## WRITTEN EXERCISE
Within the records that follow, find every line containing the string "true". Copy those lines.

## RECORD EXTRACTS

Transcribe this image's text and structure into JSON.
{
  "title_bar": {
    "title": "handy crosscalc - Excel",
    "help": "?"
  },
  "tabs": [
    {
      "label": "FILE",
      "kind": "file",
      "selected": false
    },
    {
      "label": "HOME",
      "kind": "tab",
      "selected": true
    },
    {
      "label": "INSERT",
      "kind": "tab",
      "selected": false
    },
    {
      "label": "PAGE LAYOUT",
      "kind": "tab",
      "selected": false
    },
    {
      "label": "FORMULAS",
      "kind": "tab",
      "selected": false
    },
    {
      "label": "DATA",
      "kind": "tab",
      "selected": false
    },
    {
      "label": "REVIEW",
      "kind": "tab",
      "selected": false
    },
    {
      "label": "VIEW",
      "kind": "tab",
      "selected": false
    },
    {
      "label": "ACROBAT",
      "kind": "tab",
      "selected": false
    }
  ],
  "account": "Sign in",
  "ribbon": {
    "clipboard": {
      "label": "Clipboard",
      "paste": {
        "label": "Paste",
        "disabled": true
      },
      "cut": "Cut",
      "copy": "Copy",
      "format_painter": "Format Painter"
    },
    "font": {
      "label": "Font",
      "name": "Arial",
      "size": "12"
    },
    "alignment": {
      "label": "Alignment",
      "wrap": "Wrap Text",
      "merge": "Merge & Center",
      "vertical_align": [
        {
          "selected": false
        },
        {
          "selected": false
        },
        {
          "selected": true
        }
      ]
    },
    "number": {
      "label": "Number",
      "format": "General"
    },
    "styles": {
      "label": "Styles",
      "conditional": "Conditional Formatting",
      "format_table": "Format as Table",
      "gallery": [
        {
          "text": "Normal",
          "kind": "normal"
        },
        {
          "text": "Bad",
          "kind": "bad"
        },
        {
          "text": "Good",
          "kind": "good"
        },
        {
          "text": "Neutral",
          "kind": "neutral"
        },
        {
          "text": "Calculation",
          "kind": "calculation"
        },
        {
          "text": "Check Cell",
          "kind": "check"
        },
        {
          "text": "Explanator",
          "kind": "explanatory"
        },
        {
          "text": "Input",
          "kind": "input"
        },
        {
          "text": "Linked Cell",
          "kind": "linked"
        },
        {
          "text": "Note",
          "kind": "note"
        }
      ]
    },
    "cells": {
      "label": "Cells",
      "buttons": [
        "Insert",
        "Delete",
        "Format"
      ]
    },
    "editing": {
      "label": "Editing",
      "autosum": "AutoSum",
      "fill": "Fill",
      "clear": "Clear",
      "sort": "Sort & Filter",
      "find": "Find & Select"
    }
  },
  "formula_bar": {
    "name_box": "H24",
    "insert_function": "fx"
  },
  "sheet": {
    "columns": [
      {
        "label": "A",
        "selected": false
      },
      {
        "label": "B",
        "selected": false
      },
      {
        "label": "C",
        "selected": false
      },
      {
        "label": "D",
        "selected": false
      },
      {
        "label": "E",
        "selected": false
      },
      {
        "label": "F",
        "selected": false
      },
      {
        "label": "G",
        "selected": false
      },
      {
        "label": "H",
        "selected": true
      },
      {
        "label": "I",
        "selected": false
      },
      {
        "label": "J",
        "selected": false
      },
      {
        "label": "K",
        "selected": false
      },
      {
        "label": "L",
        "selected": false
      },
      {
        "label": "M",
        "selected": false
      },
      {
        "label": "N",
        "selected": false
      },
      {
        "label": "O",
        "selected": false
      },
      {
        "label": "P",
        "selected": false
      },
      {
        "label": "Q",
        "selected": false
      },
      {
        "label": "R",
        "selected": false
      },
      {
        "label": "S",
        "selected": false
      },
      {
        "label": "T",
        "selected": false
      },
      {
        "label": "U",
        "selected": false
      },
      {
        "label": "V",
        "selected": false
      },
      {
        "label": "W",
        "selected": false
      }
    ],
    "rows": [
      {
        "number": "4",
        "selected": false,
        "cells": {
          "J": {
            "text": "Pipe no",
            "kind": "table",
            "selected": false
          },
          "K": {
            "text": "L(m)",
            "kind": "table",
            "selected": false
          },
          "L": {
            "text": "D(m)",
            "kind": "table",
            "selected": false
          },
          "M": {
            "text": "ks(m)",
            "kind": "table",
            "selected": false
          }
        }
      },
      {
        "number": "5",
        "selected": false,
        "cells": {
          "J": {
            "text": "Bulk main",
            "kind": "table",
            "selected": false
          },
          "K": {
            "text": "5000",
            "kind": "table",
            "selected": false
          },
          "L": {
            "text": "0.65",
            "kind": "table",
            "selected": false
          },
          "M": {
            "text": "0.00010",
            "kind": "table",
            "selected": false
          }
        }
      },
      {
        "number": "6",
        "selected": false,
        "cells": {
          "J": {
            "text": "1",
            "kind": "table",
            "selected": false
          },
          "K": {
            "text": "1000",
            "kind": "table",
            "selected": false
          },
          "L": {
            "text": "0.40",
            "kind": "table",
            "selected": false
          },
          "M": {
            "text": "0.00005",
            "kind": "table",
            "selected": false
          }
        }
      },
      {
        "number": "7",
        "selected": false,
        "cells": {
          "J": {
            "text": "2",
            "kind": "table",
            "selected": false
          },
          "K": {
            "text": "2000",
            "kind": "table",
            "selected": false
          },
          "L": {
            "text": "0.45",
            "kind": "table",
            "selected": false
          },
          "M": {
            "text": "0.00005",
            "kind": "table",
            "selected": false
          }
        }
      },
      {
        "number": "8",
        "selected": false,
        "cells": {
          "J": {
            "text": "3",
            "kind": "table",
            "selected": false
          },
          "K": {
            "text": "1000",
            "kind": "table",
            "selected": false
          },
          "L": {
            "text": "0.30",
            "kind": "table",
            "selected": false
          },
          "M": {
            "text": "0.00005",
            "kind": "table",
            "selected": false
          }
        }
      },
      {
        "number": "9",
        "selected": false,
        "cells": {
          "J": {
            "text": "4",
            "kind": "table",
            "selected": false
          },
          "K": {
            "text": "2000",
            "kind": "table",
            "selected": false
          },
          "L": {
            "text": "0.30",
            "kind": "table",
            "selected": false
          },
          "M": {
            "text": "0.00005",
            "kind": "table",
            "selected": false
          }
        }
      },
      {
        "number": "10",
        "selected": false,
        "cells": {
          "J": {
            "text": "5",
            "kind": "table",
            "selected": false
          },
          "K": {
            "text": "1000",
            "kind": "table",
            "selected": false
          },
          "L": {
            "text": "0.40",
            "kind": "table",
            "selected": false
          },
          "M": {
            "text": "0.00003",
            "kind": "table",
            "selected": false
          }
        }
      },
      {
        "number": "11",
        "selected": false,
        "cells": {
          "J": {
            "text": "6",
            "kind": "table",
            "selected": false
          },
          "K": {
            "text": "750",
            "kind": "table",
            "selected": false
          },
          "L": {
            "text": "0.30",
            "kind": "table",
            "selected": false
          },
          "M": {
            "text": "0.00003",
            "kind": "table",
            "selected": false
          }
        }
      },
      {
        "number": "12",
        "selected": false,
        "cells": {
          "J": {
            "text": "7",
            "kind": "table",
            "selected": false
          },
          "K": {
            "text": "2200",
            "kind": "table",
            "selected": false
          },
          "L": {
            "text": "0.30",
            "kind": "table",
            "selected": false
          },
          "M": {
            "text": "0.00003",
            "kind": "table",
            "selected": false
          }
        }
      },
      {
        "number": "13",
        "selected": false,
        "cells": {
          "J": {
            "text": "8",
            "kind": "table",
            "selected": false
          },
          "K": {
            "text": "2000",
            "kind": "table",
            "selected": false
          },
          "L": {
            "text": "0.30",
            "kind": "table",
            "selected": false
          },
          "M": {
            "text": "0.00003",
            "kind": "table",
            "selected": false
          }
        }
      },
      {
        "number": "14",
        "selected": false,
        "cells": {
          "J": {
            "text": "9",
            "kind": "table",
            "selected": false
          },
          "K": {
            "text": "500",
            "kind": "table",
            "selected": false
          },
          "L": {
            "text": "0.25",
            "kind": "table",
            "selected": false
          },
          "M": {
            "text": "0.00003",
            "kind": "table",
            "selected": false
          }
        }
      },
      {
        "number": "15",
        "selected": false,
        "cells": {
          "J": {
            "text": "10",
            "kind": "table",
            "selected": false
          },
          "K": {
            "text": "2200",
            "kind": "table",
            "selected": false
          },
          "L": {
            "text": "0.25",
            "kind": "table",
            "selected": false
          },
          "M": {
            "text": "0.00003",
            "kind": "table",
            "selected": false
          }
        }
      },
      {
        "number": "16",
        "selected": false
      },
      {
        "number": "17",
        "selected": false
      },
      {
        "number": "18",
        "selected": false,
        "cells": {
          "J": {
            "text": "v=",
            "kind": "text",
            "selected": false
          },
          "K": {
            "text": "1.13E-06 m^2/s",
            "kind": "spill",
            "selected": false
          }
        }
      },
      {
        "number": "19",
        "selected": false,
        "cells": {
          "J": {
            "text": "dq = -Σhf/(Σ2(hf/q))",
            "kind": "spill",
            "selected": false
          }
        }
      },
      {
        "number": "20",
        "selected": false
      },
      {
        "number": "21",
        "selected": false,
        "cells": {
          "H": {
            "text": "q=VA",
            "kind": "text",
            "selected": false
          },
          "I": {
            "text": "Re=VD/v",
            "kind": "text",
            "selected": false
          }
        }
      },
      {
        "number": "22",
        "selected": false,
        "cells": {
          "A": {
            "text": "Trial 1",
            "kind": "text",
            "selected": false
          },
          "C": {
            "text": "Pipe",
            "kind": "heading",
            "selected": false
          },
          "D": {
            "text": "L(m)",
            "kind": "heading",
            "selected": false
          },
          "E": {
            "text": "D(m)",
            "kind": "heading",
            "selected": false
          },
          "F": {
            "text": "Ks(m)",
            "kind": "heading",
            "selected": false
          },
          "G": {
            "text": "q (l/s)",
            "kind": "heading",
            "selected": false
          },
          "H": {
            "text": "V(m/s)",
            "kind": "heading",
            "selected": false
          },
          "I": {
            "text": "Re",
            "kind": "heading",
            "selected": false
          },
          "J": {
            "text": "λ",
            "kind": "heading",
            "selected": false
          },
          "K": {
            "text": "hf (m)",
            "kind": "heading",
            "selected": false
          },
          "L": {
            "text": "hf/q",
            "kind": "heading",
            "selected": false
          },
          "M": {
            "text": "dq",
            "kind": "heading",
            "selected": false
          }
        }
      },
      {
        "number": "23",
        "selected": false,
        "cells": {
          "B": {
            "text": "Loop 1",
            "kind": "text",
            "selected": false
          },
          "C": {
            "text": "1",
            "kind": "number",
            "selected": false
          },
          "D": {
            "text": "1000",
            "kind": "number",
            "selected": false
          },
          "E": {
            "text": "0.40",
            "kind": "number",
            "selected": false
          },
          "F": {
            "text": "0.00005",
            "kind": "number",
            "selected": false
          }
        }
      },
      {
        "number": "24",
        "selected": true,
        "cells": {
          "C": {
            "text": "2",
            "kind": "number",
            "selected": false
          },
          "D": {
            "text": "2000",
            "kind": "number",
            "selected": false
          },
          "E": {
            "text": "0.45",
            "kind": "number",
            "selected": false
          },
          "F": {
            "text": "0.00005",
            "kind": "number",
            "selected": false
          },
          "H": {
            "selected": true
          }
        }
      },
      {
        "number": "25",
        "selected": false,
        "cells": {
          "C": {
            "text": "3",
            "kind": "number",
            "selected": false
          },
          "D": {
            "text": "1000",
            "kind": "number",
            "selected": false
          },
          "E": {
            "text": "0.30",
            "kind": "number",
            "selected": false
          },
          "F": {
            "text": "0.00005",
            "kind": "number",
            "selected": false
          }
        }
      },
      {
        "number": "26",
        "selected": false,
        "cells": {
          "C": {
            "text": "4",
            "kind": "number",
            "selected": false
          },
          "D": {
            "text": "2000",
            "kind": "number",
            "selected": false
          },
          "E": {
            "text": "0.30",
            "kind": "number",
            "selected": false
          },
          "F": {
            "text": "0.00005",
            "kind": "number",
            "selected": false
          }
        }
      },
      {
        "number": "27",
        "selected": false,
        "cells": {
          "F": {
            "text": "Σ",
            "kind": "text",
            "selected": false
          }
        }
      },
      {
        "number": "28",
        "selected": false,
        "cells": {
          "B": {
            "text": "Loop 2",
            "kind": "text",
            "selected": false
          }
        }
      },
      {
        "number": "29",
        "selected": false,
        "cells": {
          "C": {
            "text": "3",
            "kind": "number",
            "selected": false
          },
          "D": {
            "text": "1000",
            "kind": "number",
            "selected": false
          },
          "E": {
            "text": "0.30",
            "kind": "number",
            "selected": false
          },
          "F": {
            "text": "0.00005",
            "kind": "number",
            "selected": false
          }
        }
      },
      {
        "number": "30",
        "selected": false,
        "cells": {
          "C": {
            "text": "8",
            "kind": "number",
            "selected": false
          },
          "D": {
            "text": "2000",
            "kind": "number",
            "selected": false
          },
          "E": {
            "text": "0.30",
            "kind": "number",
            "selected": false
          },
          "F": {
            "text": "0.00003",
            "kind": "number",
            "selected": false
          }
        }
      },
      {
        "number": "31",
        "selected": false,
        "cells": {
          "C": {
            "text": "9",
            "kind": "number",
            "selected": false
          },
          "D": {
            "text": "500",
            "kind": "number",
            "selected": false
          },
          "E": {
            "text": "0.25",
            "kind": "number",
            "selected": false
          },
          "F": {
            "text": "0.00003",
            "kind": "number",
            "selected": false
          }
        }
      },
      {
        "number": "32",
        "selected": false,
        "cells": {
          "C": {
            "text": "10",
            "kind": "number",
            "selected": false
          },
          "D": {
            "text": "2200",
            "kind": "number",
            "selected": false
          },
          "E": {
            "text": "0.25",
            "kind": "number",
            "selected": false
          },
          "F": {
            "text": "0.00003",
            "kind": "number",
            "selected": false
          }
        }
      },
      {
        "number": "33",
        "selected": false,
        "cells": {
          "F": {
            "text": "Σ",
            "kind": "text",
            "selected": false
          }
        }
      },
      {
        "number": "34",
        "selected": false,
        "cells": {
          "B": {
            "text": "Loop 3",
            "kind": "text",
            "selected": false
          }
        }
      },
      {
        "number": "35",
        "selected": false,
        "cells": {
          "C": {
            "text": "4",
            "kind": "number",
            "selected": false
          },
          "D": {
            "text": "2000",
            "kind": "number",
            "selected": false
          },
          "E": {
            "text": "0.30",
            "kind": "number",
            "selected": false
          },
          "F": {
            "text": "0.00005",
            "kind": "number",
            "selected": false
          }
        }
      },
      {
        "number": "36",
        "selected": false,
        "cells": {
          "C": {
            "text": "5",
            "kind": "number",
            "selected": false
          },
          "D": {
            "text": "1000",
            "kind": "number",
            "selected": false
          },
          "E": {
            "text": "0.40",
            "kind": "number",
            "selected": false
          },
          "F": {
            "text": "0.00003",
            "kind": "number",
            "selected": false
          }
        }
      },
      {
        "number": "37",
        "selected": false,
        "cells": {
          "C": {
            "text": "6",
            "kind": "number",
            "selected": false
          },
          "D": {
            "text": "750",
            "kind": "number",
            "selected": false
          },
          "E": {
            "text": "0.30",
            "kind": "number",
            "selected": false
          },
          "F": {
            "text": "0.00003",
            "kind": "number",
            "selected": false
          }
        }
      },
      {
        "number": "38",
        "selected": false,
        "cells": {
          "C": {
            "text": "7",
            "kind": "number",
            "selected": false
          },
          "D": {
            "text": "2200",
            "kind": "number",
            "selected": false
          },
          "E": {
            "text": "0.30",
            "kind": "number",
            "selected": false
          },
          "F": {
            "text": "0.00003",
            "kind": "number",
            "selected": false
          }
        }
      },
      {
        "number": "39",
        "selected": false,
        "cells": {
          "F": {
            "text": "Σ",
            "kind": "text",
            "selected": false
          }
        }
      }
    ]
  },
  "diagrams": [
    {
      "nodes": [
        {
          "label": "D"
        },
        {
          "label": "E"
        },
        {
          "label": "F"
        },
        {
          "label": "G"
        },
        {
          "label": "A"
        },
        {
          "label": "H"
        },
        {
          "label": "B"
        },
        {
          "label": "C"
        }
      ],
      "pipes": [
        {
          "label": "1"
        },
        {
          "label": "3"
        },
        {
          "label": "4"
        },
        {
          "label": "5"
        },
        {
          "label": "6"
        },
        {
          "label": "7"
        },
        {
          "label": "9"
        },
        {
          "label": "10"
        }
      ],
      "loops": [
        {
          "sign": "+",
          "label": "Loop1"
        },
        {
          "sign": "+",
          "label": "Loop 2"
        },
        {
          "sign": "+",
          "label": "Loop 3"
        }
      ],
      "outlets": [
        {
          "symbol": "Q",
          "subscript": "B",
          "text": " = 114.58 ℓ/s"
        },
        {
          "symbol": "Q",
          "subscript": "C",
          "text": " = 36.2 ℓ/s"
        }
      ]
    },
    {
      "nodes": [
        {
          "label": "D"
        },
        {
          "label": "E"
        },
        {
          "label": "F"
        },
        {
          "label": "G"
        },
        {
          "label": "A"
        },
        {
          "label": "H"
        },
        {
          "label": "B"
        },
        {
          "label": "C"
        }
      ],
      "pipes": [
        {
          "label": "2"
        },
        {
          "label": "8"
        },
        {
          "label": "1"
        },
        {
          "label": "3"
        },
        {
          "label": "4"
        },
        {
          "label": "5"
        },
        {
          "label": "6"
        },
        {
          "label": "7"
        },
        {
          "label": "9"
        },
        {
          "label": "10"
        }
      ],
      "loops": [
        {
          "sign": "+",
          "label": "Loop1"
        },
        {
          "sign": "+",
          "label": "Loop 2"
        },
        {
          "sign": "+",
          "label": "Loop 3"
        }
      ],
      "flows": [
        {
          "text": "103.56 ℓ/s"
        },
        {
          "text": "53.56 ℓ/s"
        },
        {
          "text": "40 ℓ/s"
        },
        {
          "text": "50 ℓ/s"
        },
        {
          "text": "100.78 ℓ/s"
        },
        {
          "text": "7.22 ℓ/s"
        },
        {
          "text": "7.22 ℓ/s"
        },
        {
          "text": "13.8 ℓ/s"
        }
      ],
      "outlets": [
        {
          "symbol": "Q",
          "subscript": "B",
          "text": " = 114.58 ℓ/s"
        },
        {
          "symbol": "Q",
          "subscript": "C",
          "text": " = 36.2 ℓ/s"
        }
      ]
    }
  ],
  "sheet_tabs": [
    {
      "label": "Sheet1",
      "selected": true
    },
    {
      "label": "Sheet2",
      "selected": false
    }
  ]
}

## OUTPUT
      "selected": true
        "disabled": true
          "selected": true
        "selected": true
        "selected": true,
            "selected": true
      "selected": true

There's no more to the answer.